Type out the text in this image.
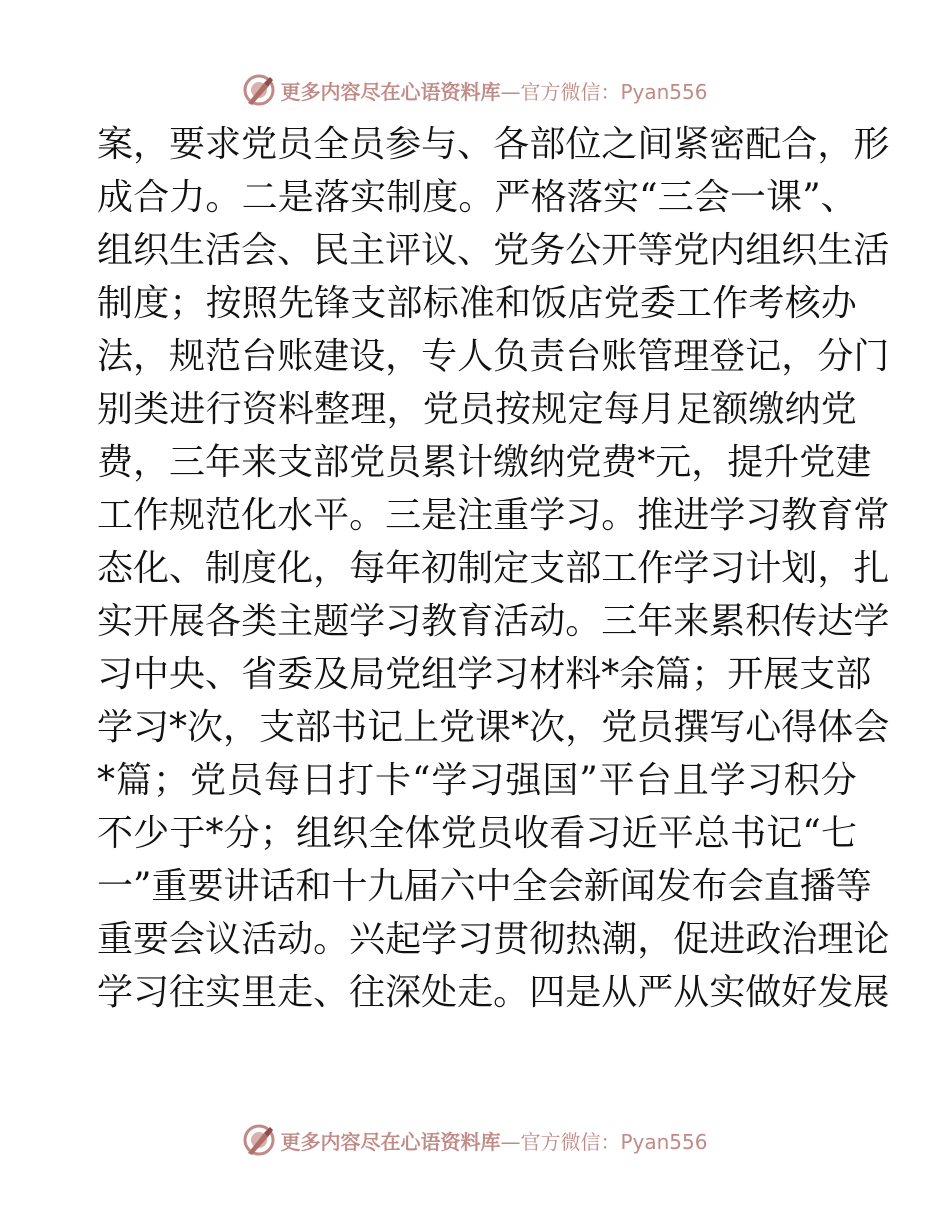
更多内容尽在心语资料库 —官方微信：Pyan556
案 ， 要 求 党 员 全 员 参 与 、 各 部 位 之 间 紧 密 配 合 ， 形
成 合 力 。 二 是 落 实 制 度 。 严 格 落 实 “ 三 会 一 课 ” 、
组 织 生 活 会 、 民 主 评 议 、 党 务 公 开 等 党 内 组 织 生 活
制 度 ； 按 照 先 锋 支 部 标 准 和 饭 店 党 委 工 作 考 核 办
法 ， 规 范 台 账 建 设 ， 专 人 负 责 台 账 管 理 登 记 ， 分 门
别 类 进 行 资 料 整 理 ， 党 员 按 规 定 每 月 足 额 缴 纳 党
费 ， 三 年 来 支 部 党 员 累 计 缴 纳 党 费 * 元 ， 提 升 党 建
工 作 规 范 化 水 平 。 三 是 注 重 学 习 。 推 进 学 习 教 育 常
态 化 、 制 度 化 ， 每 年 初 制 定 支 部 工 作 学 习 计 划 ， 扎
实 开 展 各 类 主 题 学 习 教 育 活 动 。 三 年 来 累 积 传 达 学
习 中 央 、 省 委 及 局 党 组 学 习 材 料 * 余 篇 ； 开 展 支 部
学 习 * 次 ， 支 部 书 记 上 党 课 * 次 ， 党 员 撰 写 心 得 体 会
* 篇 ； 党 员 每 日 打 卡 “ 学 习 强 国 ” 平 台 且 学 习 积 分
不 少 于 * 分 ； 组 织 全 体 党 员 收 看 习 近 平 总 书 记 “ 七
一 ” 重 要 讲 话 和 十 九 届 六 中 全 会 新 闻 发 布 会 直 播 等
重 要 会 议 活 动 。 兴 起 学 习 贯 彻 热 潮 ， 促 进 政 治 理 论
学 习 往 实 里 走 、 往 深 处 走 。 四 是 从 严 从 实 做 好 发 展
更多内容尽在心语资料库 —官方微信：Pyan556
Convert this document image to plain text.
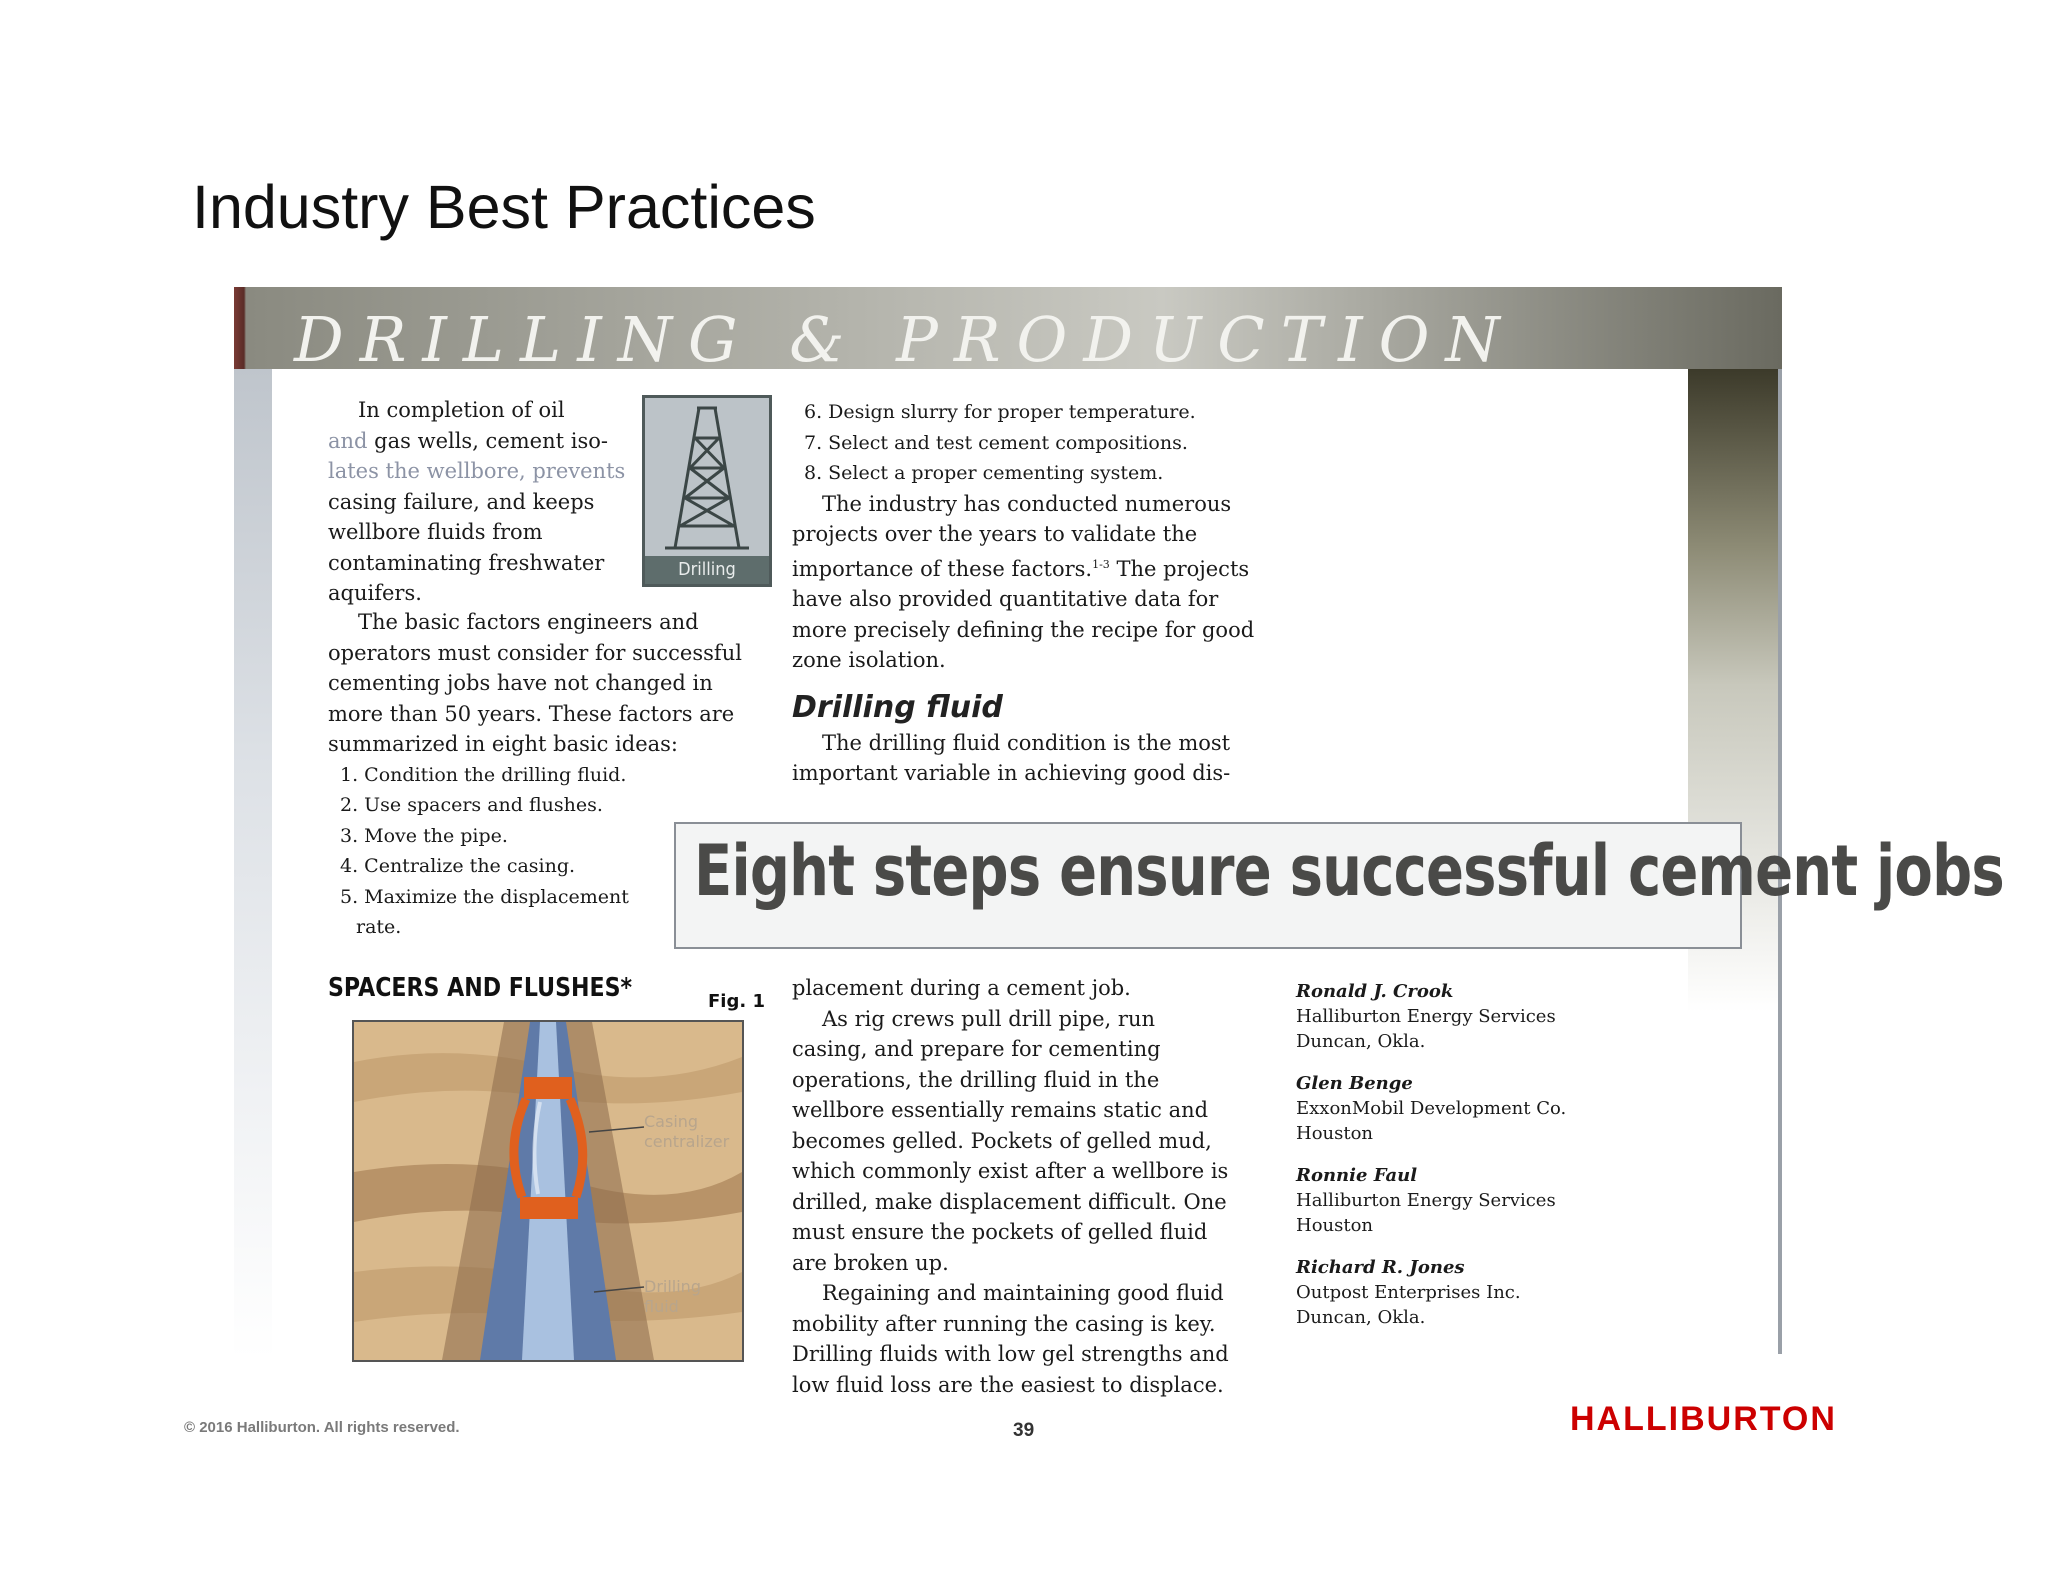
Industry Best Practices
DRILLING & PRODUCTION

In completion of oil

and gas wells, cement iso-

lates the wellbore, prevents

casing failure, and keeps wellbore fluids from contaminating freshwater aquifers.

The basic factors engineers and operators must consider for successful cementing jobs have not changed in more than 50 years. These factors are summarized in eight basic ideas:

1. Condition the drilling fluid.
2. Use spacers and flushes.
3. Move the pipe.
4. Centralize the casing.
5. Maximize the displacement
rate.
Drilling
6. Design slurry for proper temperature.
7. Select and test cement compositions.
8. Select a proper cementing system.

The industry has conducted numerous projects over the years to validate the importance of these factors.$^{1-3}$ The projects have also provided quantitative data for more precisely defining the recipe for good zone isolation.

Drilling fluid

The drilling fluid condition is the most important variable in achieving good dis-

Eight steps ensure successful cement jobs
SPACERS AND FLUSHES*	Fig. 1
Casing
centralizer
Drilling
fluid

placement during a cement job.

As rig crews pull drill pipe, run casing, and prepare for cementing operations, the drilling fluid in the wellbore essentially remains static and becomes gelled. Pockets of gelled mud, which commonly exist after a wellbore is drilled, make displacement difficult. One must ensure the pockets of gelled fluid are broken up.

Regaining and maintaining good fluid mobility after running the casing is key. Drilling fluids with low gel strengths and low fluid loss are the easiest to displace.

Ronald J. Crook
Halliburton Energy Services
Duncan, Okla.
Glen Benge
ExxonMobil Development Co.
Houston
Ronnie Faul
Halliburton Energy Services
Houston
Richard R. Jones
Outpost Enterprises Inc.
Duncan, Okla.
© 2016 Halliburton. All rights reserved.	39	HALLIBURTON
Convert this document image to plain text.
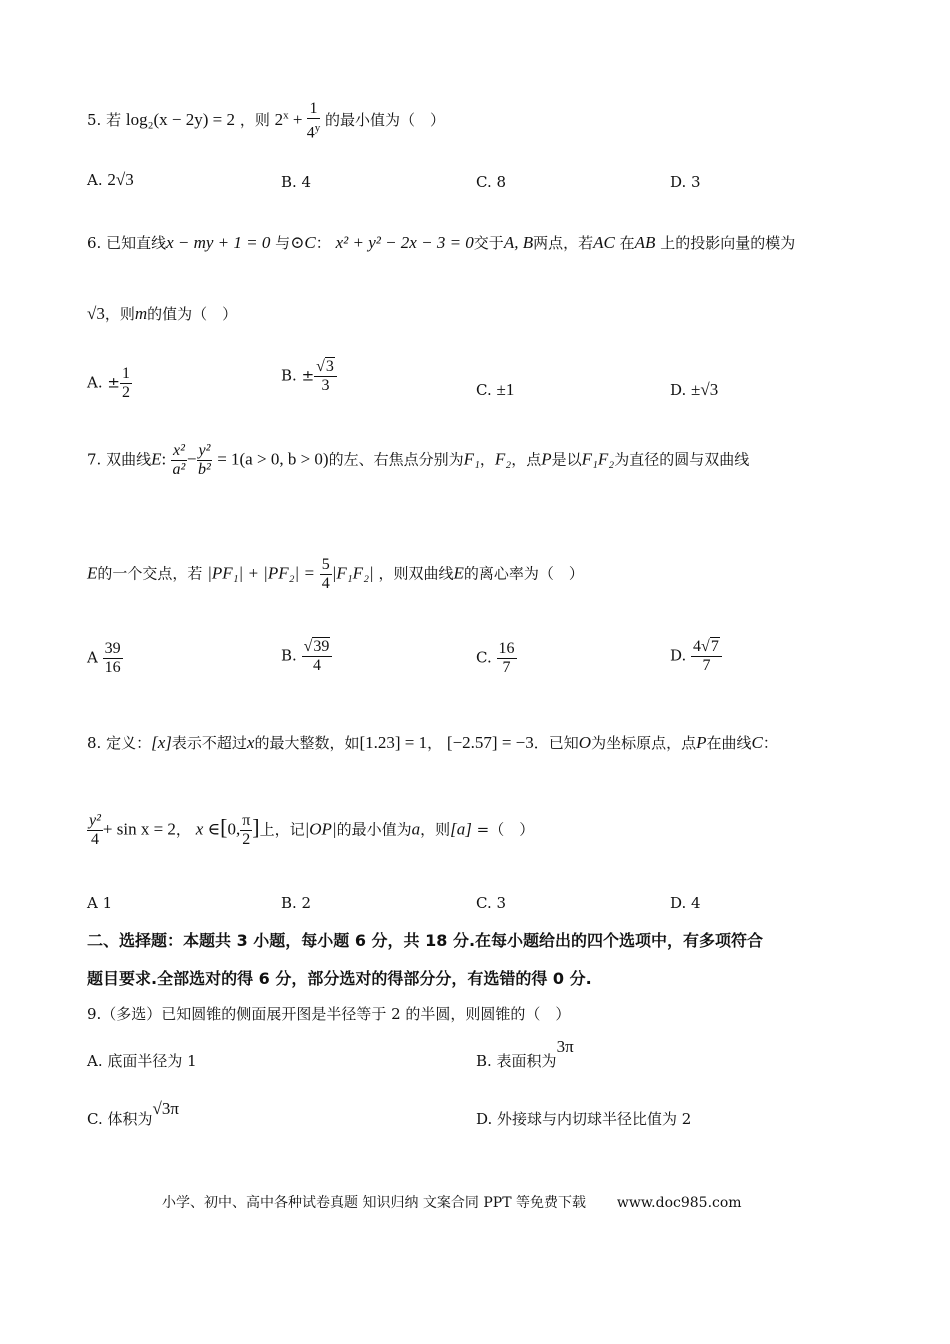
5. 若 log₂(x − 2y) = 2 ，则 $2^x + \frac{1}{4^y}$ 的最小值为（　）
A. 2√3	B. 4	C. 8	D. 3
6. 已知直线x − my + 1 = 0 与⊙C： x² + y² − 2x − 3 = 0交于A, B两点，若AC 在AB 上的投影向量的模为
√3，则m的值为（　）
A. ± $\frac{1}{2}$	B. ± $\frac{√3}{3}$	C. ±1	D. ±√3
7. 双曲线E: $\frac{\text{x²}}{\text{a²}} - \frac{\text{y²}}{\text{b²}} = 1(a > 0$, b > 0)的左、右焦点分别为F₁，F₂，点P是以F₁F₂为直径的圆与双曲线
E的一个交点，若 $|PF_1| + |PF_2| = \frac{5}{4} |F_1F_2|$ ，则双曲线E的离心率为（　）
A $\frac{39}{16}$	B. $\frac{√39}{4}$	C. $\frac{16}{7}$	D. $\frac{4√7}{7}$
8. 定义：[x]表示不超过x的最大整数，如[1.23] = 1， [−2.57] = −3．已知O为坐标原点，点P在曲线C：
$\frac{\text{y²}}{4} + \sin x = 2$， x ∈[0, $\frac{\pi}{2}$ ]上，记|OP|的最小值为a，则[a] =（　）
A 1	B. 2	C. 3	D. 4
二、选择题：本题共 3 小题，每小题 6 分，共 18 分.在每小题给出的四个选项中，有多项符合
题目要求.全部选对的得 6 分，部分选对的得部分分，有选错的得 0 分.
9.（多选）已知圆锥的侧面展开图是半径等于 2 的半圆，则圆锥的（　）
A. 底面半径为 1	B. 表面积为3π
C. 体积为√3π
D. 外接球与内切球半径比值为 2
小学、初中、高中各种试卷真题 知识归纳 文案合同 PPT 等免费下载 www.doc985.com
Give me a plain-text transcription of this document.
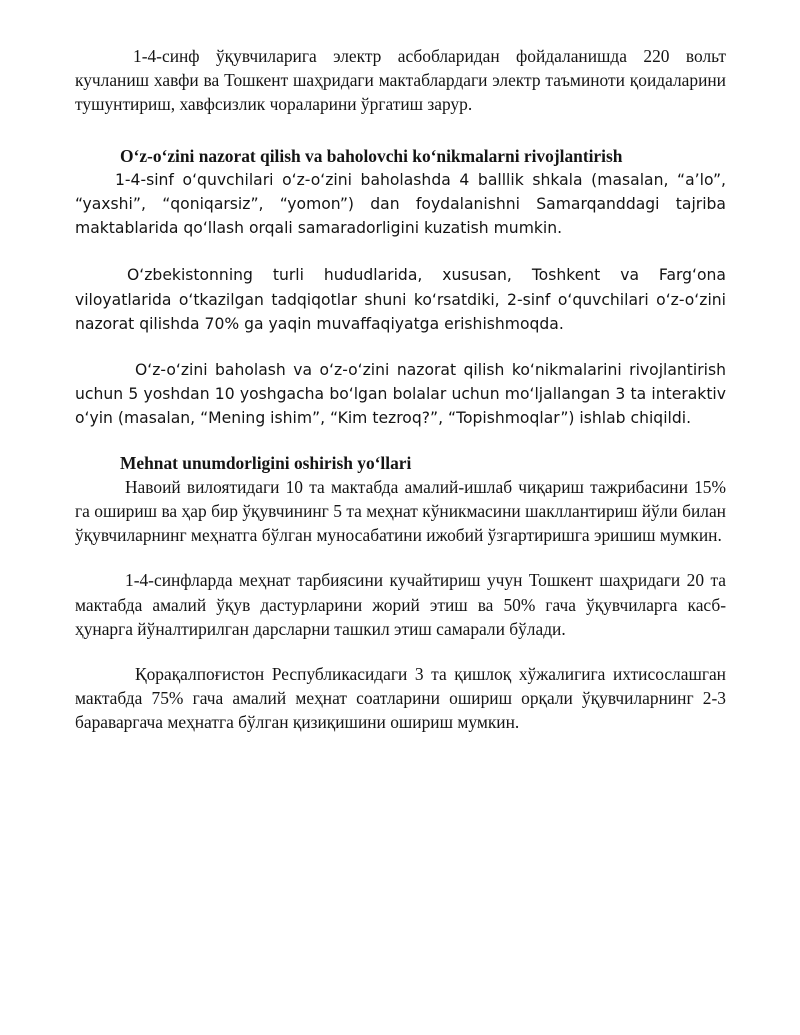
1-4-синф ўқувчиларига электр асбобларидан фойдаланишда 220 вольт кучланиш хавфи ва Тошкент шаҳридаги мактаблардаги электр таъминоти қоидаларини тушунтириш, хавфсизлик чораларини ўргатиш зарур.

O‘z-o‘zini nazorat qilish va baholovchi ko‘nikmalarni rivojlantirish

1-4-sinf o‘quvchilari o‘z-o‘zini baholashda 4 balllik shkala (masalan, “a’lo”, “yaxshi”, “qoniqarsiz”, “yomon”) dan foydalanishni Samarqanddagi tajriba maktablarida qo‘llash orqali samaradorligini kuzatish mumkin.

O‘zbekistonning turli hududlarida, xususan, Toshkent va Farg‘ona viloyatlarida o‘tkazilgan tadqiqotlar shuni ko‘rsatdiki, 2-sinf o‘quvchilari o‘z-o‘zini nazorat qilishda 70% ga yaqin muvaffaqiyatga erishishmoqda.

O‘z-o‘zini baholash va o‘z-o‘zini nazorat qilish ko‘nikmalarini rivojlantirish uchun 5 yoshdan 10 yoshgacha bo‘lgan bolalar uchun mo‘ljallangan 3 ta interaktiv o‘yin (masalan, “Mening ishim”, “Kim tezroq?”, “Topishmoqlar”) ishlab chiqildi.

Mehnat unumdorligini oshirish yo‘llari

Навоий вилоятидаги 10 та мактабда амалий-ишлаб чиқариш тажрибасини 15% га ошириш ва ҳар бир ўқувчининг 5 та меҳнат кўникмасини шакллантириш йўли билан ўқувчиларнинг меҳнатга бўлган муносабатини ижобий ўзгартиришга эришиш мумкин.

1-4-синфларда меҳнат тарбиясини кучайтириш учун Тошкент шаҳридаги 20 та мактабда амалий ўқув дастурларини жорий этиш ва 50% гача ўқувчиларга касб-ҳунарга йўналтирилган дарсларни ташкил этиш самарали бўлади.

Қорақалпоғистон Республикасидаги 3 та қишлоқ хўжалигига ихтисослашган мактабда 75% гача амалий меҳнат соатларини ошириш орқали ўқувчиларнинг 2-3 бараваргача меҳнатга бўлган қизиқишини ошириш мумкин.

■ ■ ■ ■ ■

- _Challenge_
Take each line containing the string "ошириш" and copy it out.

- _Solution below_
Навоий вилоятидаги 10 та мактабда амалий-ишлаб чиқариш тажрибасини 15% га ошириш ва ҳар бир ўқувчининг 5 та меҳнат кўникмасини шакллантириш йўли билан ўқувчиларнинг меҳнатга бўлган муносабатини ижобий ўзгартиришга эришиш мумкин.
Қорақалпоғистон Республикасидаги 3 та қишлоқ хўжалигига ихтисослашган мактабда 75% гача амалий меҳнат соатларини ошириш орқали ўқувчиларнинг 2-3 бараваргача меҳнатга бўлган қизиқишини ошириш мумкин.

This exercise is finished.